• GOAL
Please decide whether each statement below agrees with the passage on ammunition reloading, answering yes or no and quoting the words that settle it: (a) Reloading can be done with used components. (b) Crimping the bullet is a required step in every reload. (c) In the typical process, powder is added before the new primer is seated.

• READING PASSAGE
• • • •

The present disclosure relates generally to ammunition reloading systems configured to provide automated reloading of ammunition.

Ammunition reloading, also referred to as handloading, is the process of loading firearm cartridges or shotgun shells by assembling the individual components rather than purchasing pre-assembled or factory-loaded ammunition. Ammunition reloading can make use of entirely newly manufactured components or used components. For instance, typical reloading processes utilize previously fired cartridge cases. Ammunition reloading can be done for hobby, economic savings, increased control over accuracy/performance of ammunition, and to provide ammunition in periods of commercial ammunition shortages.

Typical ammunition components used in a reloading process include bullets, powder, cases, and primers. The reloading process typically follows the steps of resizing the case using one or more dies, seating a new primer in the used case, adding an amount of powder, seating a bullet in the case, and crimping the bullet in place if necessary.

• • • •

• MATERIAL PROVIDED
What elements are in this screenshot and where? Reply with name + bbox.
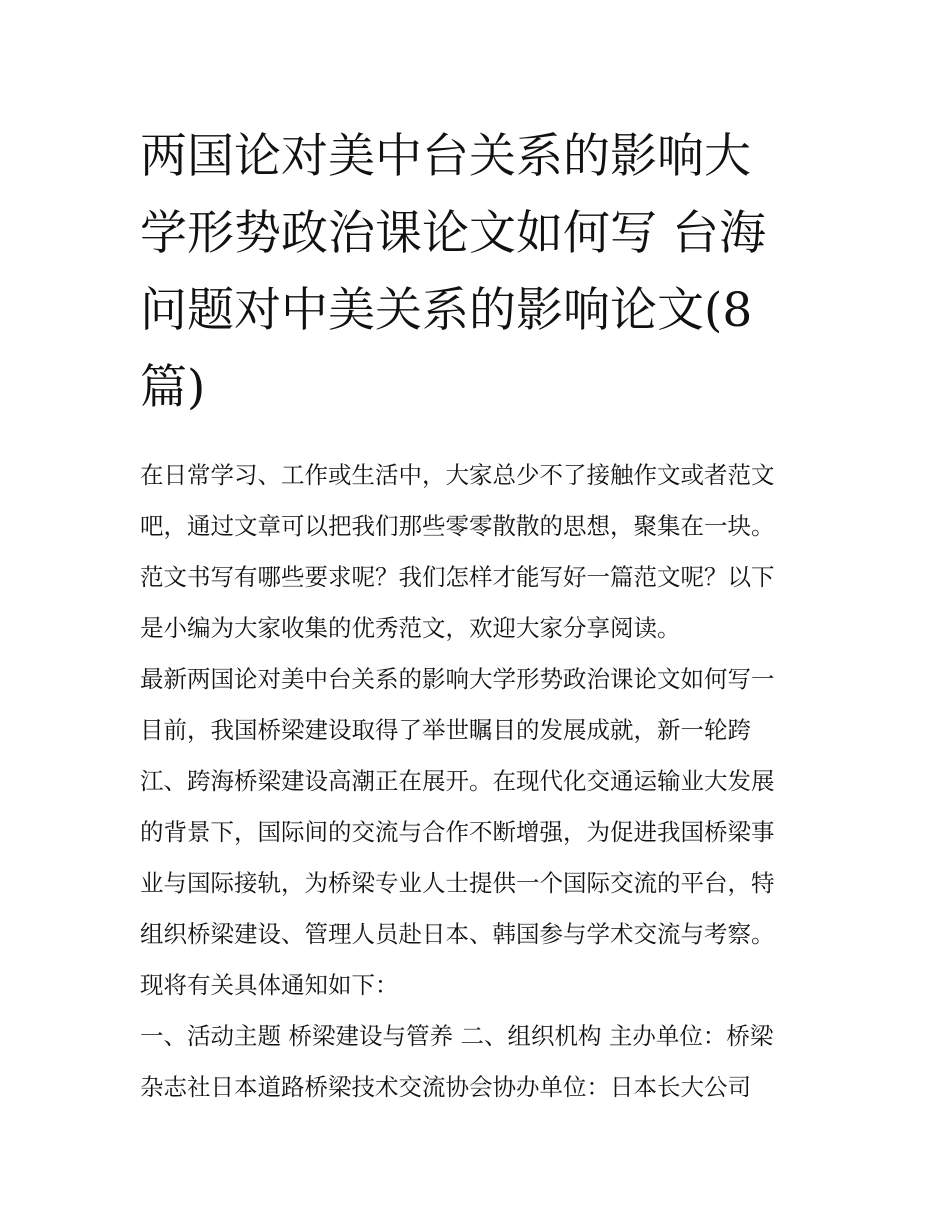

• • • •

• SOLUTION TO THIS EXERCISE
(a) Yes: "Ammunition reloading can make use of entirely newly manufactured components or used components."
(b) No: "crimping the bullet in place if necessary."
(c) No: "seating a new primer in the used case, adding an amount of powder"